>> Start PROVIDED MATERIAL

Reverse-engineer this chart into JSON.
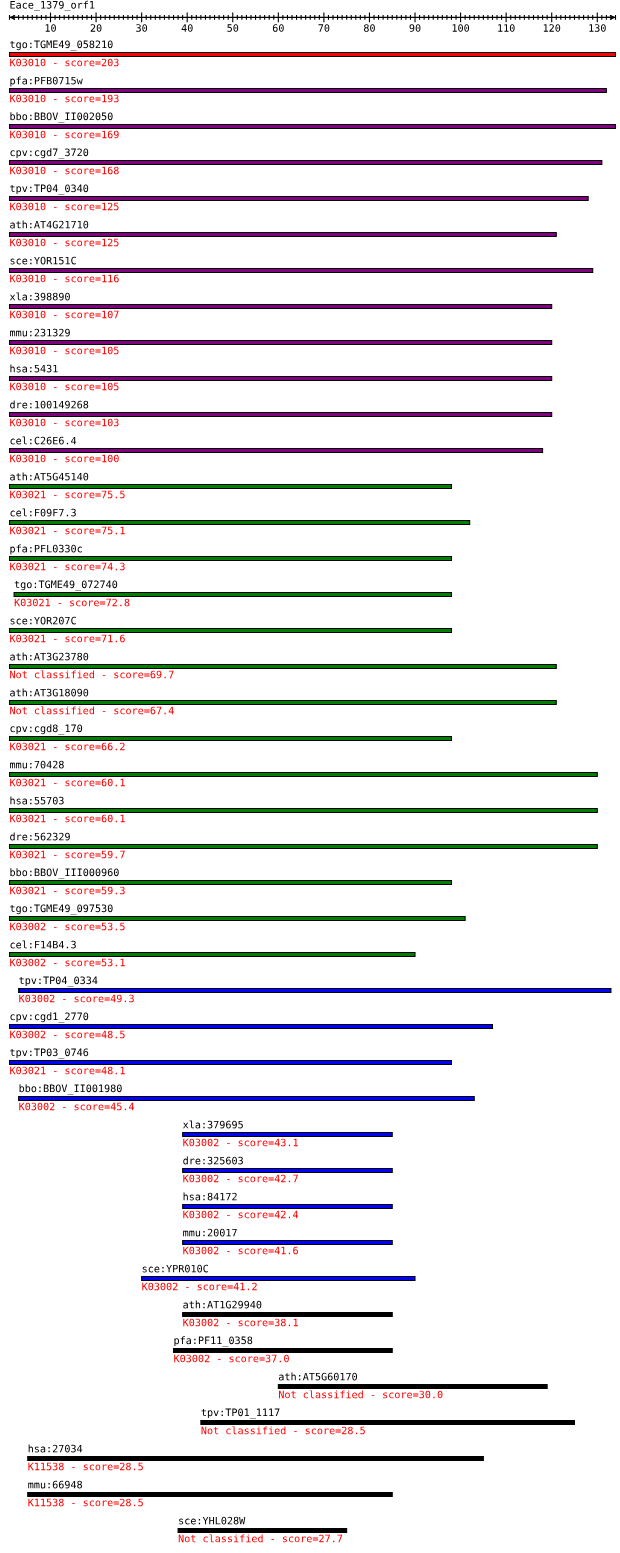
{
  "chart_data": {
    "type": "bar",
    "orientation": "horizontal",
    "xlabel": "Eace_1379_orf1",
    "categories": [
      "tgo:TGME49_058210",
      "pfa:PFB0715w",
      "bbo:BBOV_II002050",
      "cpv:cgd7_3720",
      "tpv:TP04_0340",
      "ath:AT4G21710",
      "sce:YOR151C",
      "xla:398890",
      "mmu:231329",
      "hsa:5431",
      "dre:100149268",
      "cel:C26E6.4",
      "ath:AT5G45140",
      "cel:F09F7.3",
      "pfa:PFL0330c",
      "tgo:TGME49_072740",
      "sce:YOR207C",
      "ath:AT3G23780",
      "ath:AT3G18090",
      "cpv:cgd8_170",
      "mmu:70428",
      "hsa:55703",
      "dre:562329",
      "bbo:BBOV_III000960",
      "tgo:TGME49_097530",
      "cel:F14B4.3",
      "tpv:TP04_0334",
      "cpv:cgd1_2770",
      "tpv:TP03_0746",
      "bbo:BBOV_II001980",
      "xla:379695",
      "dre:325603",
      "hsa:84172",
      "mmu:20017",
      "sce:YPR010C",
      "ath:AT1G29940",
      "pfa:PF11_0358",
      "ath:AT5G60170",
      "tpv:TP01_1117",
      "hsa:27034",
      "mmu:66948",
      "sce:YHL028W"
    ],
    "base": [
      1,
      1,
      1,
      1,
      1,
      1,
      1,
      1,
      1,
      1,
      1,
      1,
      1,
      1,
      1,
      2,
      1,
      1,
      1,
      1,
      1,
      1,
      1,
      1,
      1,
      1,
      3,
      1,
      1,
      3,
      39,
      39,
      39,
      39,
      30,
      39,
      37,
      60,
      43,
      5,
      5,
      38
    ],
    "values": [
      133,
      131,
      133,
      130,
      127,
      120,
      128,
      119,
      119,
      119,
      119,
      117,
      97,
      101,
      97,
      96,
      97,
      120,
      120,
      97,
      129,
      129,
      129,
      97,
      100,
      89,
      130,
      106,
      97,
      100,
      46,
      46,
      46,
      46,
      60,
      46,
      48,
      59,
      82,
      100,
      80,
      37
    ],
    "colors": [
      "#ff0000",
      "#800080",
      "#800080",
      "#800080",
      "#800080",
      "#800080",
      "#800080",
      "#800080",
      "#800080",
      "#800080",
      "#800080",
      "#800080",
      "#008000",
      "#008000",
      "#008000",
      "#008000",
      "#008000",
      "#008000",
      "#008000",
      "#008000",
      "#008000",
      "#008000",
      "#008000",
      "#008000",
      "#008000",
      "#008000",
      "#0000ff",
      "#0000ff",
      "#0000ff",
      "#0000ff",
      "#0000ff",
      "#0000ff",
      "#0000ff",
      "#0000ff",
      "#0000ff",
      "#000000",
      "#000000",
      "#000000",
      "#000000",
      "#000000",
      "#000000",
      "#000000"
    ],
    "xlim": [
      1,
      134
    ],
    "xticks": [
      10,
      20,
      30,
      40,
      50,
      60,
      70,
      80,
      90,
      100,
      110,
      120,
      130
    ],
    "annotations": [
      {
        "text": "K03010 - score=203",
        "x": 1,
        "y": "tgo:TGME49_058210"
      },
      {
        "text": "K03010 - score=193",
        "x": 1,
        "y": "pfa:PFB0715w"
      },
      {
        "text": "K03010 - score=169",
        "x": 1,
        "y": "bbo:BBOV_II002050"
      },
      {
        "text": "K03010 - score=168",
        "x": 1,
        "y": "cpv:cgd7_3720"
      },
      {
        "text": "K03010 - score=125",
        "x": 1,
        "y": "tpv:TP04_0340"
      },
      {
        "text": "K03010 - score=125",
        "x": 1,
        "y": "ath:AT4G21710"
      },
      {
        "text": "K03010 - score=116",
        "x": 1,
        "y": "sce:YOR151C"
      },
      {
        "text": "K03010 - score=107",
        "x": 1,
        "y": "xla:398890"
      },
      {
        "text": "K03010 - score=105",
        "x": 1,
        "y": "mmu:231329"
      },
      {
        "text": "K03010 - score=105",
        "x": 1,
        "y": "hsa:5431"
      },
      {
        "text": "K03010 - score=103",
        "x": 1,
        "y": "dre:100149268"
      },
      {
        "text": "K03010 - score=100",
        "x": 1,
        "y": "cel:C26E6.4"
      },
      {
        "text": "K03021 - score=75.5",
        "x": 1,
        "y": "ath:AT5G45140"
      },
      {
        "text": "K03021 - score=75.1",
        "x": 1,
        "y": "cel:F09F7.3"
      },
      {
        "text": "K03021 - score=74.3",
        "x": 1,
        "y": "pfa:PFL0330c"
      },
      {
        "text": "K03021 - score=72.8",
        "x": 2,
        "y": "tgo:TGME49_072740"
      },
      {
        "text": "K03021 - score=71.6",
        "x": 1,
        "y": "sce:YOR207C"
      },
      {
        "text": "Not classified - score=69.7",
        "x": 1,
        "y": "ath:AT3G23780"
      },
      {
        "text": "Not classified - score=67.4",
        "x": 1,
        "y": "ath:AT3G18090"
      },
      {
        "text": "K03021 - score=66.2",
        "x": 1,
        "y": "cpv:cgd8_170"
      },
      {
        "text": "K03021 - score=60.1",
        "x": 1,
        "y": "mmu:70428"
      },
      {
        "text": "K03021 - score=60.1",
        "x": 1,
        "y": "hsa:55703"
      },
      {
        "text": "K03021 - score=59.7",
        "x": 1,
        "y": "dre:562329"
      },
      {
        "text": "K03021 - score=59.3",
        "x": 1,
        "y": "bbo:BBOV_III000960"
      },
      {
        "text": "K03002 - score=53.5",
        "x": 1,
        "y": "tgo:TGME49_097530"
      },
      {
        "text": "K03002 - score=53.1",
        "x": 1,
        "y": "cel:F14B4.3"
      },
      {
        "text": "K03002 - score=49.3",
        "x": 3,
        "y": "tpv:TP04_0334"
      },
      {
        "text": "K03002 - score=48.5",
        "x": 1,
        "y": "cpv:cgd1_2770"
      },
      {
        "text": "K03021 - score=48.1",
        "x": 1,
        "y": "tpv:TP03_0746"
      },
      {
        "text": "K03002 - score=45.4",
        "x": 3,
        "y": "bbo:BBOV_II001980"
      },
      {
        "text": "K03002 - score=43.1",
        "x": 39,
        "y": "xla:379695"
      },
      {
        "text": "K03002 - score=42.7",
        "x": 39,
        "y": "dre:325603"
      },
      {
        "text": "K03002 - score=42.4",
        "x": 39,
        "y": "hsa:84172"
      },
      {
        "text": "K03002 - score=41.6",
        "x": 39,
        "y": "mmu:20017"
      },
      {
        "text": "K03002 - score=41.2",
        "x": 30,
        "y": "sce:YPR010C"
      },
      {
        "text": "K03002 - score=38.1",
        "x": 39,
        "y": "ath:AT1G29940"
      },
      {
        "text": "K03002 - score=37.0",
        "x": 37,
        "y": "pfa:PF11_0358"
      },
      {
        "text": "Not classified - score=30.0",
        "x": 60,
        "y": "ath:AT5G60170"
      },
      {
        "text": "Not classified - score=28.5",
        "x": 43,
        "y": "tpv:TP01_1117"
      },
      {
        "text": "K11538 - score=28.5",
        "x": 5,
        "y": "hsa:27034"
      },
      {
        "text": "K11538 - score=28.5",
        "x": 5,
        "y": "mmu:66948"
      },
      {
        "text": "Not classified - score=27.7",
        "x": 38,
        "y": "sce:YHL028W"
      }
    ]
  }
}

>> End PROVIDED MATERIAL

GIVEN INSTRUCTION
Pick out and copy the lines of the material that include the word "classified".

ANSWER FOR THE TASK
        "text": "Not classified - score=69.7",
        "text": "Not classified - score=67.4",
        "text": "Not classified - score=30.0",
        "text": "Not classified - score=28.5",
        "text": "Not classified - score=27.7",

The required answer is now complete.